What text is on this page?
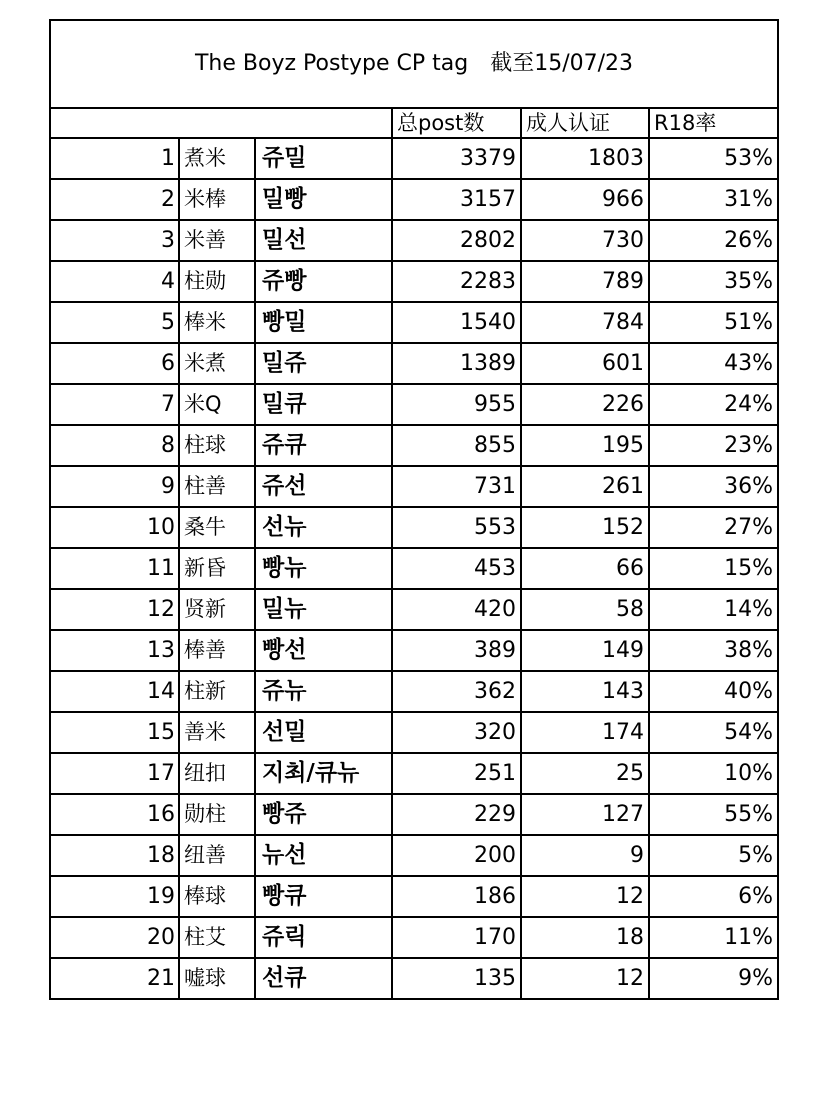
The Boyz Postype CP tag　截至15/07/23					
			总post数	成人认证	R18率
1	煮米	쥬밀	3379	1803	53%
2	米棒	밀빵	3157	966	31%
3	米善	밀선	2802	730	26%
4	柱勋	쥬빵	2283	789	35%
5	棒米	빵밀	1540	784	51%
6	米煮	밀쥬	1389	601	43%
7	米Q	밀큐	955	226	24%
8	柱球	쥬큐	855	195	23%
9	柱善	쥬선	731	261	36%
10	桑牛	선뉴	553	152	27%
11	新昏	빵뉴	453	66	15%
12	贤新	밀뉴	420	58	14%
13	棒善	빵선	389	149	38%
14	柱新	쥬뉴	362	143	40%
15	善米	선밀	320	174	54%
17	纽扣	지최/큐뉴	251	25	10%
16	勋柱	빵쥬	229	127	55%
18	纽善	뉴선	200	9	5%
19	棒球	빵큐	186	12	6%
20	柱艾	쥬릭	170	18	11%
21	嘘球	선큐	135	12	9%
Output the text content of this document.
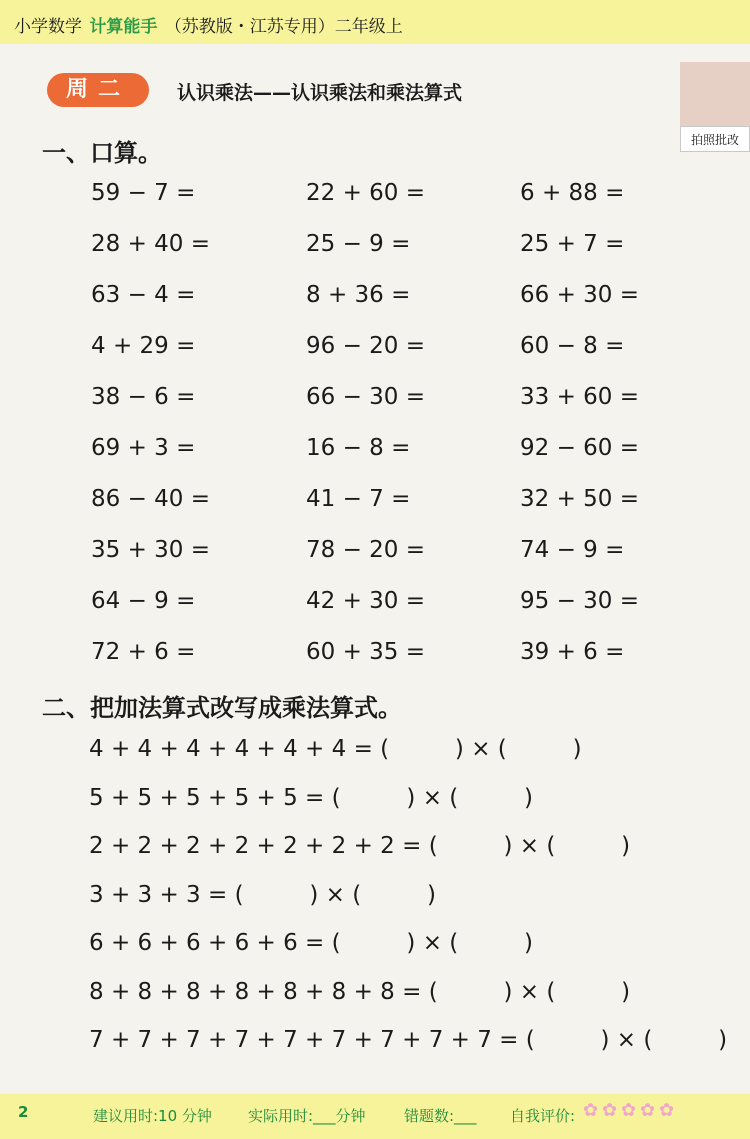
小学数学 计算能手 （苏教版・江苏专用）二年级上
周二	认识乘法——认识乘法和乘法算式
拍照批改
一、口算。
59 − 7 =	22 + 60 =	6 + 88 =
28 + 40 =	25 − 9 =	25 + 7 =
63 − 4 =	8 + 36 =	66 + 30 =
4 + 29 =	96 − 20 =	60 − 8 =
38 − 6 =	66 − 30 =	33 + 60 =
69 + 3 =	16 − 8 =	92 − 60 =
86 − 40 =	41 − 7 =	32 + 50 =
35 + 30 =	78 − 20 =	74 − 9 =
64 − 9 =	42 + 30 =	95 − 30 =
72 + 6 =	60 + 35 =	39 + 6 =
二、把加法算式改写成乘法算式。
4 + 4 + 4 + 4 + 4 + 4 = (         ) × (         )
5 + 5 + 5 + 5 + 5 = (         ) × (         )
2 + 2 + 2 + 2 + 2 + 2 + 2 = (         ) × (         )
3 + 3 + 3 = (         ) × (         )
6 + 6 + 6 + 6 + 6 = (         ) × (         )
8 + 8 + 8 + 8 + 8 + 8 + 8 = (         ) × (         )
7 + 7 + 7 + 7 + 7 + 7 + 7 + 7 + 7 = (         ) × (         )
2	建议用时:10 分钟 实际用时:___分钟	错题数:___ 自我评价: ✿ ✿ ✿ ✿ ✿
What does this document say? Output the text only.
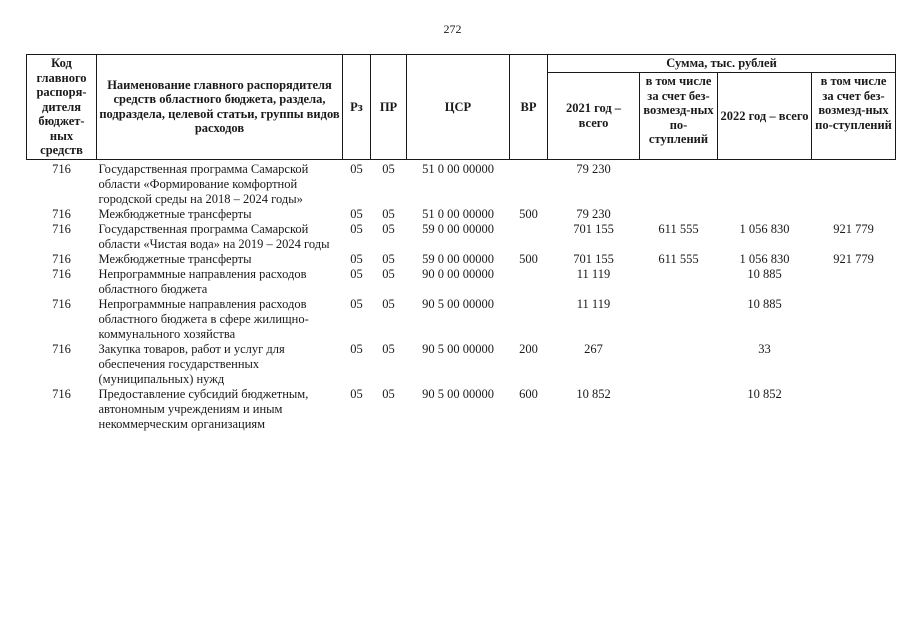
272
Код главного распоря-дителя бюджет-ных средств	Наименование главного распорядителя средств областного бюджета, раздела, подраздела, целевой статьи, группы видов расходов	Рз	ПР	ЦСР	ВР	Сумма, тыс. рублей			
						2021 год – всего	в том числе за счет без-возмезд-ных по-ступлений	2022 год – всего	в том числе за счет без-возмезд-ных по-ступлений
716	Государственная программа Самарской области «Формирование комфортной городской среды на 2018 – 2024 годы»	05	05	51 0 00 00000		79 230			
716	Межбюджетные трансферты	05	05	51 0 00 00000	500	79 230			
716	Государственная программа Самарской области «Чистая вода» на 2019 – 2024 годы	05	05	59 0 00 00000		701 155	611 555	1 056 830	921 779
716	Межбюджетные трансферты	05	05	59 0 00 00000	500	701 155	611 555	1 056 830	921 779
716	Непрограммные направления расходов областного бюджета	05	05	90 0 00 00000		11 119		10 885	
716	Непрограммные направления расходов областного бюджета в сфере жилищно-коммунального хозяйства	05	05	90 5 00 00000		11 119		10 885	
716	Закупка товаров, работ и услуг для обеспечения государственных (муниципальных) нужд	05	05	90 5 00 00000	200	267		33	
716	Предоставление субсидий бюджетным, автономным учреждениям и иным некоммерческим организациям	05	05	90 5 00 00000	600	10 852		10 852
★ ★ ★ ★ ★ ★ ★
■ REQUIREMENTS
Each record above should come back exactly the same, only without its pictures.

■ SOLUTION TO THIS PROBLEM
What text is on this page?
The Boyz Postype CP tag　截至15/07/23					
			总post数	成人认证	R18率
1	煮米	쥬밀	3379	1803	53%
2	米棒	밀빵	3157	966	31%
3	米善	밀선	2802	730	26%
4	柱勋	쥬빵	2283	789	35%
5	棒米	빵밀	1540	784	51%
6	米煮	밀쥬	1389	601	43%
7	米Q	밀큐	955	226	24%
8	柱球	쥬큐	855	195	23%
9	柱善	쥬선	731	261	36%
10	桑牛	선뉴	553	152	27%
11	新昏	빵뉴	453	66	15%
12	贤新	밀뉴	420	58	14%
13	棒善	빵선	389	149	38%
14	柱新	쥬뉴	362	143	40%
15	善米	선밀	320	174	54%
17	纽扣	지최/큐뉴	251	25	10%
16	勋柱	빵쥬	229	127	55%
18	纽善	뉴선	200	9	5%
19	棒球	빵큐	186	12	6%
20	柱艾	쥬릭	170	18	11%
21	嘘球	선큐	135	12	9%
Output the text content of this document.
小学数学 计算能手 （苏教版・江苏专用）二年级上
周二	认识乘法——认识乘法和乘法算式
拍照批改
一、口算。
59 − 7 =	22 + 60 =	6 + 88 =
28 + 40 =	25 − 9 =	25 + 7 =
63 − 4 =	8 + 36 =	66 + 30 =
4 + 29 =	96 − 20 =	60 − 8 =
38 − 6 =	66 − 30 =	33 + 60 =
69 + 3 =	16 − 8 =	92 − 60 =
86 − 40 =	41 − 7 =	32 + 50 =
35 + 30 =	78 − 20 =	74 − 9 =
64 − 9 =	42 + 30 =	95 − 30 =
72 + 6 =	60 + 35 =	39 + 6 =
二、把加法算式改写成乘法算式。
4 + 4 + 4 + 4 + 4 + 4 = (         ) × (         )
5 + 5 + 5 + 5 + 5 = (         ) × (         )
2 + 2 + 2 + 2 + 2 + 2 + 2 = (         ) × (         )
3 + 3 + 3 = (         ) × (         )
6 + 6 + 6 + 6 + 6 = (         ) × (         )
8 + 8 + 8 + 8 + 8 + 8 + 8 = (         ) × (         )
7 + 7 + 7 + 7 + 7 + 7 + 7 + 7 + 7 = (         ) × (         )
2	建议用时:10 分钟 实际用时:___分钟	错题数:___ 自我评价: ✿ ✿ ✿ ✿ ✿
What does this document say? Output the text only.
272
Код главного распоря-дителя бюджет-ных средств	Наименование главного распорядителя средств областного бюджета, раздела, подраздела, целевой статьи, группы видов расходов	Рз	ПР	ЦСР	ВР	Сумма, тыс. рублей			
						2021 год – всего	в том числе за счет без-возмезд-ных по-ступлений	2022 год – всего	в том числе за счет без-возмезд-ных по-ступлений
716	Государственная программа Самарской области «Формирование комфортной городской среды на 2018 – 2024 годы»	05	05	51 0 00 00000		79 230			
716	Межбюджетные трансферты	05	05	51 0 00 00000	500	79 230			
716	Государственная программа Самарской области «Чистая вода» на 2019 – 2024 годы	05	05	59 0 00 00000		701 155	611 555	1 056 830	921 779
716	Межбюджетные трансферты	05	05	59 0 00 00000	500	701 155	611 555	1 056 830	921 779
716	Непрограммные направления расходов областного бюджета	05	05	90 0 00 00000		11 119		10 885	
716	Непрограммные направления расходов областного бюджета в сфере жилищно-коммунального хозяйства	05	05	90 5 00 00000		11 119		10 885	
716	Закупка товаров, работ и услуг для обеспечения государственных (муниципальных) нужд	05	05	90 5 00 00000	200	267		33	
716	Предоставление субсидий бюджетным, автономным учреждениям и иным некоммерческим организациям	05	05	90 5 00 00000	600	10 852		10 852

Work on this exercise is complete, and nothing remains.